---------- Information given ----------
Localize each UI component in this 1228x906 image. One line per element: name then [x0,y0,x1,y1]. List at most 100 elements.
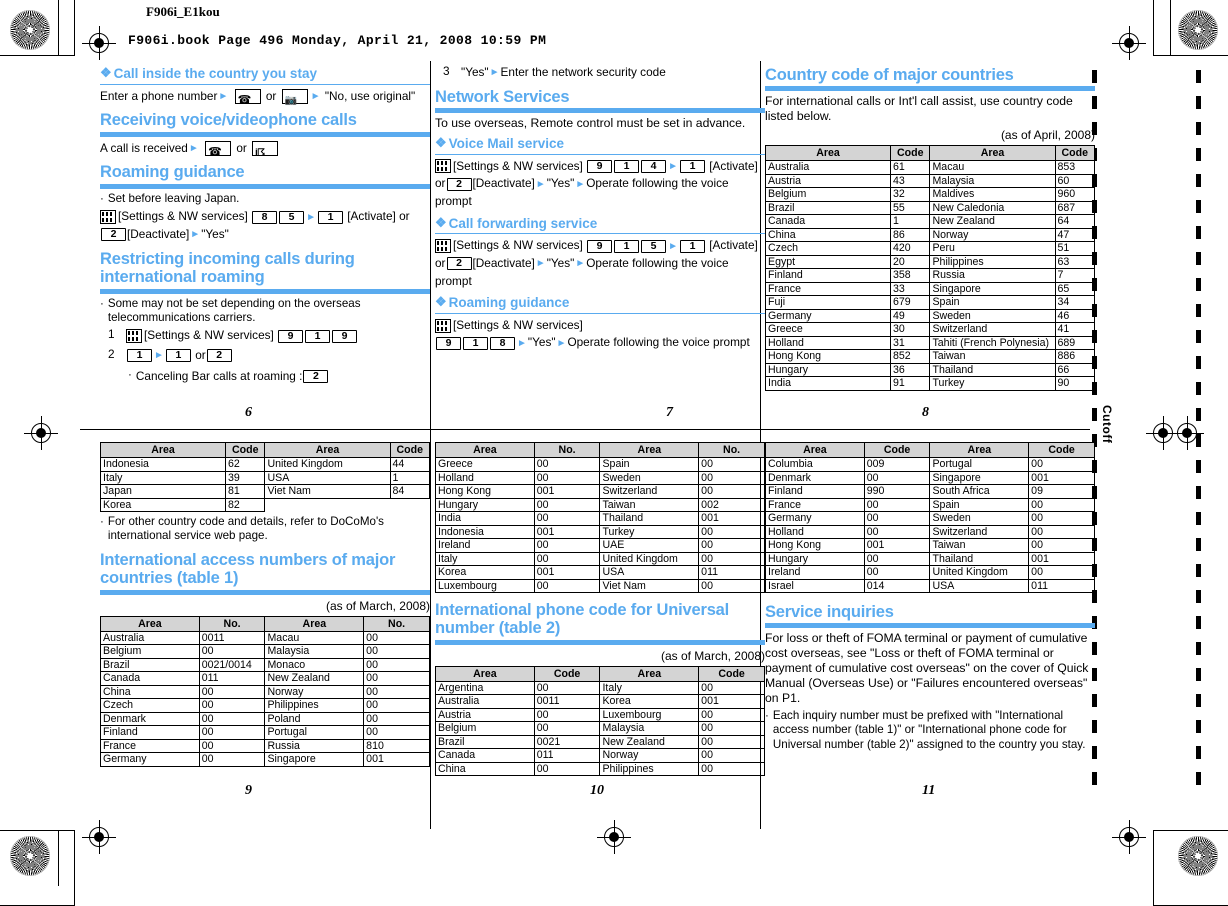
universal-number-table-body: Columbia 009 Portugal 00 Denmark 00 Singapore 0… [765,457,1095,593]
table-row: Denmark 00 Poland 00 [100,711,430,727]
numeric-key: 2 [303,370,329,384]
yes-text: "Yes" [546,255,575,270]
column-header: Area [100,615,200,632]
cell-code: 00 [198,684,266,700]
arrow-icon: ► [190,229,201,241]
cell-area: Thailand [929,362,1056,378]
numeric-key: 2 [446,257,472,271]
heading-bar [435,639,765,645]
heading-bar [765,86,1095,92]
cell-area: Taiwan [929,349,1056,364]
cell-area: Germany [100,752,200,767]
cell-code: 00 [698,484,765,499]
cell-area: Philippines [929,254,1056,270]
cell-area: Brazil [435,734,535,750]
table-row: Finland 990 South Africa 09 [765,484,1095,499]
cell-area: Hong Kong [435,484,535,499]
cell-area: Austria [764,173,892,189]
cell-area: United Kingdom [929,565,1030,580]
universal-number-table: Area Code Area Code Argentina 00 Italy 00 Au… [435,665,765,777]
arrow-icon: ► [535,258,546,270]
cell-code: 31 [890,335,931,351]
cell-code: 687 [1054,200,1095,216]
numeric-key: 9 [332,329,358,343]
cell-code: 82 [225,497,266,512]
cell-code: 36 [890,362,931,378]
or-text: or [435,255,446,270]
arrow-icon: ► [575,178,586,190]
settings-label: [Settings & NW services] [453,317,583,332]
row-rule [80,429,1090,430]
column-header: Area [765,442,865,458]
column-header: Area [264,442,391,458]
table-row: Korea 001 USA 011 [435,565,765,580]
table-row: Columbia 009 Portugal 00 [765,457,1095,472]
country-code-table-body: Indonesia 62 United Kingdom 44 Italy 39 USA 1 Ja… [99,457,430,512]
table-row: China 00 Norway 00 [100,684,430,700]
table-row: India 00 Thailand 001 [435,511,765,526]
cell-area: Thailand [599,511,700,526]
numeric-key: 5 [641,239,667,253]
cell-area: Austria [435,707,535,723]
cell-code: 852 [890,349,931,364]
roaming-procedure: [Settings & NW services] 8 5 ► 1 [Activate]… [100,208,430,243]
table-row: Indonesia 001 Turkey 00 [435,524,765,539]
page-11: Area Code Area Code Columbia 009 Portugal 0… [765,442,1095,804]
cell-code: 00 [698,707,765,723]
numeric-key: 1 [127,349,152,363]
cell-area: China [764,227,892,243]
arrow-icon: ► [668,240,678,252]
table-row: Brazil 55 New Caledonia 687 [764,200,1095,216]
cell-code: 00 [1028,524,1095,539]
cell-code: 30 [890,322,931,337]
heading-receiving-calls: Receiving voice/videophone calls [100,111,357,130]
cell-code: 001 [1028,470,1095,485]
or-text: or [195,347,206,362]
country-code-table: Area Code Area Code Australia 61 Macau 853 A… [764,145,1095,391]
step-suffix-text: "No, use original" [324,88,416,103]
cell-code: 49 [890,308,931,324]
step-prefix-text: Enter a phone number [100,88,218,103]
cell-code: 32 [890,187,931,202]
column-header: Code [533,665,601,682]
cell-code: 55 [890,200,931,216]
cell-area: Macau [929,160,1056,175]
heading-restricting-incoming: Restricting incoming calls during intern… [100,249,355,287]
table-header-row: Area Code Area Code [764,145,1095,162]
cell-code: 00 [533,761,601,777]
column-header: Code [389,442,430,458]
cell-area: Hungary [765,551,865,566]
cell-area: Italy [599,680,700,696]
diamond-bullet-icon: ❖ [100,65,112,80]
trim-corner-bottom-left [0,830,75,906]
cell-code: 1 [890,214,931,229]
cell-area: USA [599,565,700,580]
cell-code: 65 [1054,281,1095,297]
restricting-bullet: · Some may not be set depending on the o… [100,296,361,324]
page-number: 10 [590,783,604,798]
step-number: 1 [108,327,115,342]
cell-code: 00 [698,680,765,696]
cell-area: Peru [929,241,1056,256]
cell-code: 001 [698,694,765,709]
cell-code: 00 [698,748,765,763]
column-header: Code [863,442,931,458]
cell-area: Sweden [929,511,1030,526]
universal-number-table-body: Argentina 00 Italy 00 Australia 0011 Korea 001 A… [435,680,765,777]
cell-area: India [435,511,535,526]
cell-area [264,497,390,512]
cell-code: 34 [1054,295,1095,310]
table-header-row: Area Code Area Code [99,442,430,458]
table-row: Korea 82 [99,497,430,512]
table-row: Czech 00 Philippines 00 [100,698,430,713]
bullet-dot-icon: · [128,367,132,381]
cell-area: Viet Nam [264,484,391,499]
cell-code: 001 [533,484,601,499]
cell-code: 810 [363,738,430,754]
cell-area: Belgium [100,644,200,659]
numeric-key: 5 [279,210,305,224]
cell-area: Philippines [599,761,700,777]
table-row: Fuji 679 Spain 34 [764,295,1095,310]
column-header: Area [435,665,535,682]
cell-code: 39 [225,470,266,485]
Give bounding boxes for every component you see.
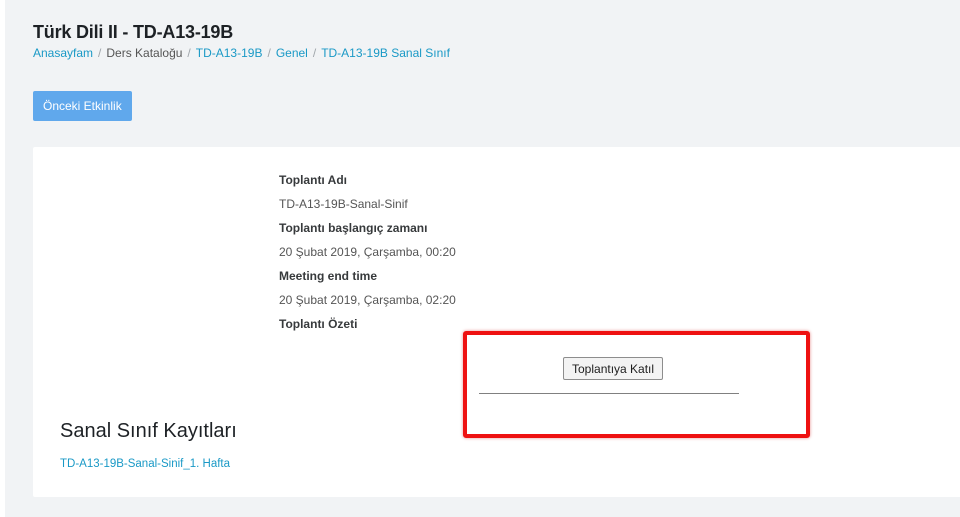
breadcrumb-separator: / bbox=[98, 46, 102, 60]
meeting-start-label: Toplantı başlangıç zamanı bbox=[279, 221, 428, 235]
breadcrumb-separator: / bbox=[187, 46, 191, 60]
meeting-content-card: Toplantı Adı TD-A13-19B-Sanal-Sinif Topl… bbox=[33, 147, 960, 497]
left-edge-strip bbox=[0, 0, 5, 517]
previous-activity-button[interactable]: Önceki Etkinlik bbox=[33, 91, 132, 121]
meeting-name-label: Toplantı Adı bbox=[279, 173, 347, 187]
breadcrumb-general-link[interactable]: Genel bbox=[276, 46, 308, 60]
breadcrumb-course-catalog: Ders Kataloğu bbox=[106, 46, 183, 60]
breadcrumb-course-link[interactable]: TD-A13-19B bbox=[196, 46, 263, 60]
course-title: Türk Dili II - TD-A13-19B bbox=[33, 22, 234, 42]
recordings-heading: Sanal Sınıf Kayıtları bbox=[60, 420, 237, 442]
breadcrumb-separator: / bbox=[312, 46, 317, 60]
meeting-end-label: Meeting end time bbox=[279, 269, 378, 283]
highlight-annotation-box bbox=[463, 331, 810, 438]
recording-link[interactable]: TD-A13-19B-Sanal-Sinif_1. Hafta bbox=[60, 458, 230, 470]
meeting-end-value: 20 Şubat 2019, Çarşamba, 02:20 bbox=[279, 293, 456, 307]
breadcrumb-virtual-class-link[interactable]: TD-A13-19B Sanal Sınıf bbox=[321, 46, 450, 60]
meeting-start-value: 20 Şubat 2019, Çarşamba, 00:20 bbox=[279, 245, 456, 259]
page-header: Türk Dili II - TD-A13-19B Anasayfam / Ders… bbox=[33, 22, 450, 60]
breadcrumb-home-link[interactable]: Anasayfam bbox=[33, 46, 93, 60]
breadcrumb: Anasayfam / Ders Kataloğu / TD-A13-19B / Genel… bbox=[33, 46, 450, 60]
meeting-name-value: TD-A13-19B-Sanal-Sinif bbox=[279, 197, 408, 211]
breadcrumb-separator: / bbox=[267, 46, 271, 60]
meeting-summary-label: Toplantı Özeti bbox=[279, 317, 358, 331]
meeting-info: Toplantı Adı TD-A13-19B-Sanal-Sinif Topl… bbox=[279, 173, 456, 341]
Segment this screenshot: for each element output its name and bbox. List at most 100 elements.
----------
Reproduce every line of the material above verbatim, leaving out the pictures.

Localize each UI component in this 1228x906 image. One line per element: name then [x0,y0,x1,y1]. List at most 100 elements.
universal-number-table-body: Columbia 009 Portugal 00 Denmark 00 Singapore 0… [765,457,1095,593]
table-row: Denmark 00 Poland 00 [100,711,430,727]
numeric-key: 2 [303,370,329,384]
yes-text: "Yes" [546,255,575,270]
column-header: Area [100,615,200,632]
cell-code: 00 [198,684,266,700]
arrow-icon: ► [190,229,201,241]
cell-area: Thailand [929,362,1056,378]
numeric-key: 2 [446,257,472,271]
heading-bar [435,639,765,645]
heading-bar [765,86,1095,92]
cell-area: Taiwan [929,349,1056,364]
cell-area: Germany [100,752,200,767]
cell-code: 00 [698,484,765,499]
cell-area: Philippines [929,254,1056,270]
cell-area: Brazil [435,734,535,750]
table-row: Finland 990 South Africa 09 [765,484,1095,499]
cell-area: Hong Kong [435,484,535,499]
cell-area: Austria [764,173,892,189]
cell-area: United Kingdom [929,565,1030,580]
universal-number-table: Area Code Area Code Argentina 00 Italy 00 Au… [435,665,765,777]
arrow-icon: ► [535,258,546,270]
cell-code: 31 [890,335,931,351]
cell-code: 687 [1054,200,1095,216]
numeric-key: 9 [332,329,358,343]
cell-code: 82 [225,497,266,512]
cell-code: 36 [890,362,931,378]
or-text: or [435,255,446,270]
arrow-icon: ► [575,178,586,190]
settings-label: [Settings & NW services] [453,317,583,332]
row-rule [80,429,1090,430]
column-header: Area [765,442,865,458]
column-header: Area [264,442,391,458]
table-row: Korea 001 USA 011 [435,565,765,580]
table-row: Columbia 009 Portugal 00 [765,457,1095,472]
country-code-table-body: Indonesia 62 United Kingdom 44 Italy 39 USA 1 Ja… [99,457,430,512]
table-row: China 00 Norway 00 [100,684,430,700]
table-row: India 00 Thailand 001 [435,511,765,526]
cell-area: Thailand [599,511,700,526]
numeric-key: 5 [641,239,667,253]
cell-area: Austria [435,707,535,723]
cell-code: 852 [890,349,931,364]
roaming-procedure: [Settings & NW services] 8 5 ► 1 [Activate]… [100,208,430,243]
table-row: Indonesia 001 Turkey 00 [435,524,765,539]
page-11: Area Code Area Code Columbia 009 Portugal 0… [765,442,1095,804]
cell-code: 00 [698,707,765,723]
numeric-key: 1 [127,349,152,363]
cell-area: China [764,227,892,243]
arrow-icon: ► [668,240,678,252]
table-row: Brazil 55 New Caledonia 687 [764,200,1095,216]
cell-code: 00 [1028,524,1095,539]
cell-code: 30 [890,322,931,337]
heading-receiving-calls: Receiving voice/videophone calls [100,111,357,130]
cell-code: 001 [1028,470,1095,485]
or-text: or [195,347,206,362]
country-code-table: Area Code Area Code Australia 61 Macau 853 A… [764,145,1095,391]
step-suffix-text: "No, use original" [324,88,416,103]
cell-code: 49 [890,308,931,324]
step-prefix-text: Enter a phone number [100,88,218,103]
cell-code: 32 [890,187,931,202]
column-header: Code [533,665,601,682]
cell-code: 55 [890,200,931,216]
cell-area: Macau [929,160,1056,175]
heading-restricting-incoming: Restricting incoming calls during intern… [100,249,355,287]
table-header-row: Area Code Area Code [764,145,1095,162]
cell-code: 00 [533,761,601,777]
column-header: Code [389,442,430,458]
cell-area: Hungary [765,551,865,566]
cell-area: Italy [599,680,700,696]
diamond-bullet-icon: ❖ [100,65,112,80]
trim-corner-bottom-left [0,830,75,906]
cell-code: 1 [890,214,931,229]
cell-area: USA [599,565,700,580]
cell-code: 65 [1054,281,1095,297]
restricting-bullet: · Some may not be set depending on the o… [100,296,361,324]
page-number: 10 [590,783,604,798]
step-number: 1 [108,327,115,342]
cell-code: 00 [698,680,765,696]
cell-area: Peru [929,241,1056,256]
cell-code: 001 [698,694,765,709]
cell-code: 00 [698,748,765,763]
column-header: Code [863,442,931,458]
cell-area: Sweden [929,511,1030,526]
universal-number-table-body: Argentina 00 Italy 00 Australia 0011 Korea 001 A… [435,680,765,777]
cell-area: India [435,511,535,526]
cell-area [264,497,390,512]
cell-code: 34 [1054,295,1095,310]
table-header-row: Area Code Area Code [99,442,430,458]
table-row: Korea 82 [99,497,430,512]
table-row: Czech 00 Philippines 00 [100,698,430,713]
bullet-dot-icon: · [128,367,132,381]
cell-area: Viet Nam [264,484,391,499]
cell-code: 001 [533,484,601,499]
cell-code: 810 [363,738,430,754]
cell-area: Belgium [100,644,200,659]
numeric-key: 5 [279,210,305,224]
cell-area: Philippines [599,761,700,777]
table-row: Fuji 679 Spain 34 [764,295,1095,310]
column-header: Area [435,665,535,682]
cell-code: 39 [225,470,266,485]
Give bounding boxes for every component you see.
breadcrumb-separator: / bbox=[98, 46, 102, 60]
meeting-start-label: Toplantı başlangıç zamanı bbox=[279, 221, 428, 235]
breadcrumb-separator: / bbox=[187, 46, 191, 60]
meeting-content-card: Toplantı Adı TD-A13-19B-Sanal-Sinif Topl… bbox=[33, 147, 960, 497]
left-edge-strip bbox=[0, 0, 5, 517]
previous-activity-button[interactable]: Önceki Etkinlik bbox=[33, 91, 132, 121]
meeting-name-label: Toplantı Adı bbox=[279, 173, 347, 187]
breadcrumb-general-link[interactable]: Genel bbox=[276, 46, 308, 60]
breadcrumb-course-catalog: Ders Kataloğu bbox=[106, 46, 183, 60]
breadcrumb-course-link[interactable]: TD-A13-19B bbox=[196, 46, 263, 60]
course-title: Türk Dili II - TD-A13-19B bbox=[33, 22, 234, 42]
recordings-heading: Sanal Sınıf Kayıtları bbox=[60, 420, 237, 442]
breadcrumb-separator: / bbox=[312, 46, 317, 60]
meeting-end-label: Meeting end time bbox=[279, 269, 378, 283]
highlight-annotation-box bbox=[463, 331, 810, 438]
recording-link[interactable]: TD-A13-19B-Sanal-Sinif_1. Hafta bbox=[60, 458, 230, 470]
meeting-end-value: 20 Şubat 2019, Çarşamba, 02:20 bbox=[279, 293, 456, 307]
breadcrumb-virtual-class-link[interactable]: TD-A13-19B Sanal Sınıf bbox=[321, 46, 450, 60]
meeting-start-value: 20 Şubat 2019, Çarşamba, 00:20 bbox=[279, 245, 456, 259]
page-header: Türk Dili II - TD-A13-19B Anasayfam / Ders… bbox=[33, 22, 450, 60]
breadcrumb-home-link[interactable]: Anasayfam bbox=[33, 46, 93, 60]
breadcrumb: Anasayfam / Ders Kataloğu / TD-A13-19B / Genel… bbox=[33, 46, 450, 60]
meeting-name-value: TD-A13-19B-Sanal-Sinif bbox=[279, 197, 408, 211]
breadcrumb-separator: / bbox=[267, 46, 271, 60]
meeting-summary-label: Toplantı Özeti bbox=[279, 317, 358, 331]
meeting-info: Toplantı Adı TD-A13-19B-Sanal-Sinif Topl… bbox=[279, 173, 456, 341]
Segment this screenshot: for each element output its name and bbox. List at most 100 elements.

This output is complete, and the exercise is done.